> Work to complete: Write out each entry, exactly the way it appears.

# # # # # # #

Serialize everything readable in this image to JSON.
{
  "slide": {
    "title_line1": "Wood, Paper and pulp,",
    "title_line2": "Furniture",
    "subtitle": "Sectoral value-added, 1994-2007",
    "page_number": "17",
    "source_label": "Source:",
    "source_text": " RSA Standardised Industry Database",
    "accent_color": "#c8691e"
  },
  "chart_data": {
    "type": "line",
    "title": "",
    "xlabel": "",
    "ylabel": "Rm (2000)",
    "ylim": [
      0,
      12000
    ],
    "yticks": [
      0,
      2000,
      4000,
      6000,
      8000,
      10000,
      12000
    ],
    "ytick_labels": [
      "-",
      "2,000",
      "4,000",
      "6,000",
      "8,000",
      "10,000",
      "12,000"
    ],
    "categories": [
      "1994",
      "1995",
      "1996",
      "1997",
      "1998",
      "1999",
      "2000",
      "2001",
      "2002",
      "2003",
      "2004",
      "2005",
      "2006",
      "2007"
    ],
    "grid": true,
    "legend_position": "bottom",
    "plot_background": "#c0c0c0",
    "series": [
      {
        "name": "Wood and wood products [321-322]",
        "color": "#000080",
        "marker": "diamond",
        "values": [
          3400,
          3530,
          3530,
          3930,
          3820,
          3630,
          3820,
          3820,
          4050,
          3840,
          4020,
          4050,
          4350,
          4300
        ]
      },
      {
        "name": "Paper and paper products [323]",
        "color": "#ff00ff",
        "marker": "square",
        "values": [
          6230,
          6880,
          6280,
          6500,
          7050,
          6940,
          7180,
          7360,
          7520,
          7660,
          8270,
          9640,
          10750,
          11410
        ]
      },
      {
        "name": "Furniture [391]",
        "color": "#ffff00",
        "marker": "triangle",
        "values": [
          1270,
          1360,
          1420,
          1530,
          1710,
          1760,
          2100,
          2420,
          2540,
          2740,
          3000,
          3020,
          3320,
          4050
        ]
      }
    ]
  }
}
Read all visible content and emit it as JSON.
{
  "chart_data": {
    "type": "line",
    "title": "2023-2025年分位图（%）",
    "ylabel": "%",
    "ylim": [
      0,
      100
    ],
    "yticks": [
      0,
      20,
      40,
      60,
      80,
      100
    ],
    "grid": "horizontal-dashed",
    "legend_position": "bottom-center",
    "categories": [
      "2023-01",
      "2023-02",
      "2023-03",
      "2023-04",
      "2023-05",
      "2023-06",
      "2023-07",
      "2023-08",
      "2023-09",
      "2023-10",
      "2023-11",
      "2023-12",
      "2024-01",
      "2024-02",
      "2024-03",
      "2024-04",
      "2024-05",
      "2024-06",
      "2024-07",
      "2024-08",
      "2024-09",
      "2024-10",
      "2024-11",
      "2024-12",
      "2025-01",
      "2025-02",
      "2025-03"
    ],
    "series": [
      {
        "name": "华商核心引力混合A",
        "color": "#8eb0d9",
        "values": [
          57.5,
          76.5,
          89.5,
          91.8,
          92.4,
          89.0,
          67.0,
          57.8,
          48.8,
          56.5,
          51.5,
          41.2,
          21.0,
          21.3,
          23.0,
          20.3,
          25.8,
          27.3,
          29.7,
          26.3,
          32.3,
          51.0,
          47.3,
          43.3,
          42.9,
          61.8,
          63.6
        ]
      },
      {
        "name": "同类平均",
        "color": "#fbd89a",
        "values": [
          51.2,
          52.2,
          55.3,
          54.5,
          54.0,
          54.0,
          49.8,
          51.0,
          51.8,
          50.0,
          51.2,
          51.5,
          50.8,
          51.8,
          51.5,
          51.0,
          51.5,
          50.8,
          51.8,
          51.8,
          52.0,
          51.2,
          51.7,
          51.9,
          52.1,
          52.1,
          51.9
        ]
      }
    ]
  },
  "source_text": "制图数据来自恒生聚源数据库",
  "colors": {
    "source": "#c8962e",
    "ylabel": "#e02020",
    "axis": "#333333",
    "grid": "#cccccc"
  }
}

# # # # # # #

> Worked answer:
Serialize everything readable in this image to JSON.
{
  "slide": {
    "title_line1": "Wood, Paper and pulp,",
    "title_line2": "Furniture",
    "subtitle": "Sectoral value-added, 1994-2007",
    "page_number": "17",
    "source_label": "Source:",
    "source_text": " RSA Standardised Industry Database",
    "accent_color": "#c8691e"
  },
  "chart_data": {
    "type": "line",
    "title": "",
    "xlabel": "",
    "ylabel": "Rm (2000)",
    "ylim": [
      0,
      12000
    ],
    "yticks": [
      0,
      2000,
      4000,
      6000,
      8000,
      10000,
      12000
    ],
    "ytick_labels": [
      "-",
      "2,000",
      "4,000",
      "6,000",
      "8,000",
      "10,000",
      "12,000"
    ],
    "categories": [
      "1994",
      "1995",
      "1996",
      "1997",
      "1998",
      "1999",
      "2000",
      "2001",
      "2002",
      "2003",
      "2004",
      "2005",
      "2006",
      "2007"
    ],
    "grid": true,
    "legend_position": "bottom",
    "plot_background": "#c0c0c0",
    "series": [
      {
        "name": "Wood and wood products [321-322]",
        "color": "#000080",
        "marker": "diamond",
        "values": [
          3400,
          3530,
          3530,
          3930,
          3820,
          3630,
          3820,
          3820,
          4050,
          3840,
          4020,
          4050,
          4350,
          4300
        ]
      },
      {
        "name": "Paper and paper products [323]",
        "color": "#ff00ff",
        "marker": "square",
        "values": [
          6230,
          6880,
          6280,
          6500,
          7050,
          6940,
          7180,
          7360,
          7520,
          7660,
          8270,
          9640,
          10750,
          11410
        ]
      },
      {
        "name": "Furniture [391]",
        "color": "#ffff00",
        "marker": "triangle",
        "values": [
          1270,
          1360,
          1420,
          1530,
          1710,
          1760,
          2100,
          2420,
          2540,
          2740,
          3000,
          3020,
          3320,
          4050
        ]
      }
    ]
  }
}
Read all visible content and emit it as JSON.
{
  "chart_data": {
    "type": "line",
    "title": "2023-2025年分位图（%）",
    "ylabel": "%",
    "ylim": [
      0,
      100
    ],
    "yticks": [
      0,
      20,
      40,
      60,
      80,
      100
    ],
    "grid": "horizontal-dashed",
    "legend_position": "bottom-center",
    "categories": [
      "2023-01",
      "2023-02",
      "2023-03",
      "2023-04",
      "2023-05",
      "2023-06",
      "2023-07",
      "2023-08",
      "2023-09",
      "2023-10",
      "2023-11",
      "2023-12",
      "2024-01",
      "2024-02",
      "2024-03",
      "2024-04",
      "2024-05",
      "2024-06",
      "2024-07",
      "2024-08",
      "2024-09",
      "2024-10",
      "2024-11",
      "2024-12",
      "2025-01",
      "2025-02",
      "2025-03"
    ],
    "series": [
      {
        "name": "华商核心引力混合A",
        "color": "#8eb0d9",
        "values": [
          57.5,
          76.5,
          89.5,
          91.8,
          92.4,
          89.0,
          67.0,
          57.8,
          48.8,
          56.5,
          51.5,
          41.2,
          21.0,
          21.3,
          23.0,
          20.3,
          25.8,
          27.3,
          29.7,
          26.3,
          32.3,
          51.0,
          47.3,
          43.3,
          42.9,
          61.8,
          63.6
        ]
      },
      {
        "name": "同类平均",
        "color": "#fbd89a",
        "values": [
          51.2,
          52.2,
          55.3,
          54.5,
          54.0,
          54.0,
          49.8,
          51.0,
          51.8,
          50.0,
          51.2,
          51.5,
          50.8,
          51.8,
          51.5,
          51.0,
          51.5,
          50.8,
          51.8,
          51.8,
          52.0,
          51.2,
          51.7,
          51.9,
          52.1,
          52.1,
          51.9
        ]
      }
    ]
  },
  "source_text": "制图数据来自恒生聚源数据库",
  "colors": {
    "source": "#c8962e",
    "ylabel": "#e02020",
    "axis": "#333333",
    "grid": "#cccccc"
  }
}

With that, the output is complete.